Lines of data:
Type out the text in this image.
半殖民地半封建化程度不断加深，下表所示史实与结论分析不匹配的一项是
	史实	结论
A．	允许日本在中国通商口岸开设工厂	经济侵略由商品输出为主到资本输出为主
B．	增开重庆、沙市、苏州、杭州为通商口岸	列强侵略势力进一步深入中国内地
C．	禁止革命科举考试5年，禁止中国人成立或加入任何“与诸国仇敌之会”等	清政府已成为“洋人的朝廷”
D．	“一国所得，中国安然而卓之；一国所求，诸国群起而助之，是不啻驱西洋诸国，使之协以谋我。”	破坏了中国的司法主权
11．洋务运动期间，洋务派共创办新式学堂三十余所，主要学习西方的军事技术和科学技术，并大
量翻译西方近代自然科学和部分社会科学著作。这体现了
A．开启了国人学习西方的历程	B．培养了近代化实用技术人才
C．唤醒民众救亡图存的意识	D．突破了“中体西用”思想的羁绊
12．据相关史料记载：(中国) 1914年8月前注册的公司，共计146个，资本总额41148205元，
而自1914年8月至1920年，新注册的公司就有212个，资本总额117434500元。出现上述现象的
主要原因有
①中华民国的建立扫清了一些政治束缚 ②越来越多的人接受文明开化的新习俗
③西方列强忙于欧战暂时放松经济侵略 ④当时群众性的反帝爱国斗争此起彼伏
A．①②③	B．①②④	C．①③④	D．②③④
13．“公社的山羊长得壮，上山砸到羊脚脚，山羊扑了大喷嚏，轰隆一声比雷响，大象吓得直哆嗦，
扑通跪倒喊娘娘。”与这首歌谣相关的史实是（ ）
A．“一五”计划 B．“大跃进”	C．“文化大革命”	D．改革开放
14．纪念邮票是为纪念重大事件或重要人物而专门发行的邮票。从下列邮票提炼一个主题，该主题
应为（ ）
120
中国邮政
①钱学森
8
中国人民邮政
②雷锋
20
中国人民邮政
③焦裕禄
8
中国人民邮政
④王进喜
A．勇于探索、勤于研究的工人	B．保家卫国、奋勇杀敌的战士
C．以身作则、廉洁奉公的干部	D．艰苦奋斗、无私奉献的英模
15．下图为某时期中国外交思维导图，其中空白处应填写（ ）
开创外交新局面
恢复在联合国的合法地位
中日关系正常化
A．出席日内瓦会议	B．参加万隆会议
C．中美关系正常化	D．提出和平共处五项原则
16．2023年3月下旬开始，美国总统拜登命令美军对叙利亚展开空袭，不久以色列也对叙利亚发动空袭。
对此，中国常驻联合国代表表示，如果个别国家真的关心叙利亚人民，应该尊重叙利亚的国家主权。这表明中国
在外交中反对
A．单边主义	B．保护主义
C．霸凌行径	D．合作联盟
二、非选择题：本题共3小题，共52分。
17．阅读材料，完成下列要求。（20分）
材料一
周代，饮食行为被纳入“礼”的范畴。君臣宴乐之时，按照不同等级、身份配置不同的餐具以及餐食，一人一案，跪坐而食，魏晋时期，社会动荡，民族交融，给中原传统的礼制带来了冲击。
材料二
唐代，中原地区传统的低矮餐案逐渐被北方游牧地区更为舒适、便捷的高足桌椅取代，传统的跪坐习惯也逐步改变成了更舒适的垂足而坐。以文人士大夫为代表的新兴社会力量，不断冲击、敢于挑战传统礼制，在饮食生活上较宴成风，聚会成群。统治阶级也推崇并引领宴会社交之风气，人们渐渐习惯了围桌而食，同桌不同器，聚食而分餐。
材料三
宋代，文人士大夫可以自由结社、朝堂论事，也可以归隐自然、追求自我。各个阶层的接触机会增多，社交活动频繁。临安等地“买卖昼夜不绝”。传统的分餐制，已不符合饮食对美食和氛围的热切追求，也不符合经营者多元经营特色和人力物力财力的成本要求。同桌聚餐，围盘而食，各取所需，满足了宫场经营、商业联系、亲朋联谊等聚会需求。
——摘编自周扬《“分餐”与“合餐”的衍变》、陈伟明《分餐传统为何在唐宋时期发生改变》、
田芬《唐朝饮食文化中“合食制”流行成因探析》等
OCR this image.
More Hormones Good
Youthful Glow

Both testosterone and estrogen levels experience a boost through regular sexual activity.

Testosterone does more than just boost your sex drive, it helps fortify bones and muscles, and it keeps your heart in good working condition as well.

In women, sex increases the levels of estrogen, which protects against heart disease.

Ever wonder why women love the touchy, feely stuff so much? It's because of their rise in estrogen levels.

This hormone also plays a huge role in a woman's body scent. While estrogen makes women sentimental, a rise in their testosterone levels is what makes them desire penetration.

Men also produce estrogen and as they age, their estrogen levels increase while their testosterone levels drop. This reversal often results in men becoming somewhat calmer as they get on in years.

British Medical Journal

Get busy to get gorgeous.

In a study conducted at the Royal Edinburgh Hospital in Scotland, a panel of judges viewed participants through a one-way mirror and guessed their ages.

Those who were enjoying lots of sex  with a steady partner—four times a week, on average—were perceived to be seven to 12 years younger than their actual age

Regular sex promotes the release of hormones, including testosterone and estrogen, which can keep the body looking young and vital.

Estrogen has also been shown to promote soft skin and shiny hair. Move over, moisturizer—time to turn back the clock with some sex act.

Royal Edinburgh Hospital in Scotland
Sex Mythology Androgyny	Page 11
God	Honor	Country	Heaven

EXERCISE DETAILS: Everything in the listing above should be restated exactly.

WRITTEN REPLY:
Type out the text in this image.
半殖民地半封建化程度不断加深，下表所示史实与结论分析不匹配的一项是
	史实	结论
A．	允许日本在中国通商口岸开设工厂	经济侵略由商品输出为主到资本输出为主
B．	增开重庆、沙市、苏州、杭州为通商口岸	列强侵略势力进一步深入中国内地
C．	禁止革命科举考试5年，禁止中国人成立或加入任何“与诸国仇敌之会”等	清政府已成为“洋人的朝廷”
D．	“一国所得，中国安然而卓之；一国所求，诸国群起而助之，是不啻驱西洋诸国，使之协以谋我。”	破坏了中国的司法主权
11．洋务运动期间，洋务派共创办新式学堂三十余所，主要学习西方的军事技术和科学技术，并大
量翻译西方近代自然科学和部分社会科学著作。这体现了
A．开启了国人学习西方的历程	B．培养了近代化实用技术人才
C．唤醒民众救亡图存的意识	D．突破了“中体西用”思想的羁绊
12．据相关史料记载：(中国) 1914年8月前注册的公司，共计146个，资本总额41148205元，
而自1914年8月至1920年，新注册的公司就有212个，资本总额117434500元。出现上述现象的
主要原因有
①中华民国的建立扫清了一些政治束缚 ②越来越多的人接受文明开化的新习俗
③西方列强忙于欧战暂时放松经济侵略 ④当时群众性的反帝爱国斗争此起彼伏
A．①②③	B．①②④	C．①③④	D．②③④
13．“公社的山羊长得壮，上山砸到羊脚脚，山羊扑了大喷嚏，轰隆一声比雷响，大象吓得直哆嗦，
扑通跪倒喊娘娘。”与这首歌谣相关的史实是（ ）
A．“一五”计划 B．“大跃进”	C．“文化大革命”	D．改革开放
14．纪念邮票是为纪念重大事件或重要人物而专门发行的邮票。从下列邮票提炼一个主题，该主题
应为（ ）
120
中国邮政
①钱学森
8
中国人民邮政
②雷锋
20
中国人民邮政
③焦裕禄
8
中国人民邮政
④王进喜
A．勇于探索、勤于研究的工人	B．保家卫国、奋勇杀敌的战士
C．以身作则、廉洁奉公的干部	D．艰苦奋斗、无私奉献的英模
15．下图为某时期中国外交思维导图，其中空白处应填写（ ）
开创外交新局面
恢复在联合国的合法地位
中日关系正常化
A．出席日内瓦会议	B．参加万隆会议
C．中美关系正常化	D．提出和平共处五项原则
16．2023年3月下旬开始，美国总统拜登命令美军对叙利亚展开空袭，不久以色列也对叙利亚发动空袭。
对此，中国常驻联合国代表表示，如果个别国家真的关心叙利亚人民，应该尊重叙利亚的国家主权。这表明中国
在外交中反对
A．单边主义	B．保护主义
C．霸凌行径	D．合作联盟
二、非选择题：本题共3小题，共52分。
17．阅读材料，完成下列要求。（20分）
材料一
周代，饮食行为被纳入“礼”的范畴。君臣宴乐之时，按照不同等级、身份配置不同的餐具以及餐食，一人一案，跪坐而食，魏晋时期，社会动荡，民族交融，给中原传统的礼制带来了冲击。
材料二
唐代，中原地区传统的低矮餐案逐渐被北方游牧地区更为舒适、便捷的高足桌椅取代，传统的跪坐习惯也逐步改变成了更舒适的垂足而坐。以文人士大夫为代表的新兴社会力量，不断冲击、敢于挑战传统礼制，在饮食生活上较宴成风，聚会成群。统治阶级也推崇并引领宴会社交之风气，人们渐渐习惯了围桌而食，同桌不同器，聚食而分餐。
材料三
宋代，文人士大夫可以自由结社、朝堂论事，也可以归隐自然、追求自我。各个阶层的接触机会增多，社交活动频繁。临安等地“买卖昼夜不绝”。传统的分餐制，已不符合饮食对美食和氛围的热切追求，也不符合经营者多元经营特色和人力物力财力的成本要求。同桌聚餐，围盘而食，各取所需，满足了宫场经营、商业联系、亲朋联谊等聚会需求。
——摘编自周扬《“分餐”与“合餐”的衍变》、陈伟明《分餐传统为何在唐宋时期发生改变》、
田芬《唐朝饮食文化中“合食制”流行成因探析》等
OCR this image.
More Hormones Good
Youthful Glow

Both testosterone and estrogen levels experience a boost through regular sexual activity.

Testosterone does more than just boost your sex drive, it helps fortify bones and muscles, and it keeps your heart in good working condition as well.

In women, sex increases the levels of estrogen, which protects against heart disease.

Ever wonder why women love the touchy, feely stuff so much? It's because of their rise in estrogen levels.

This hormone also plays a huge role in a woman's body scent. While estrogen makes women sentimental, a rise in their testosterone levels is what makes them desire penetration.

Men also produce estrogen and as they age, their estrogen levels increase while their testosterone levels drop. This reversal often results in men becoming somewhat calmer as they get on in years.

British Medical Journal

Get busy to get gorgeous.

In a study conducted at the Royal Edinburgh Hospital in Scotland, a panel of judges viewed participants through a one-way mirror and guessed their ages.

Those who were enjoying lots of sex  with a steady partner—four times a week, on average—were perceived to be seven to 12 years younger than their actual age

Regular sex promotes the release of hormones, including testosterone and estrogen, which can keep the body looking young and vital.

Estrogen has also been shown to promote soft skin and shiny hair. Move over, moisturizer—time to turn back the clock with some sex act.

Royal Edinburgh Hospital in Scotland
Sex Mythology Androgyny	Page 11
God	Honor	Country	Heaven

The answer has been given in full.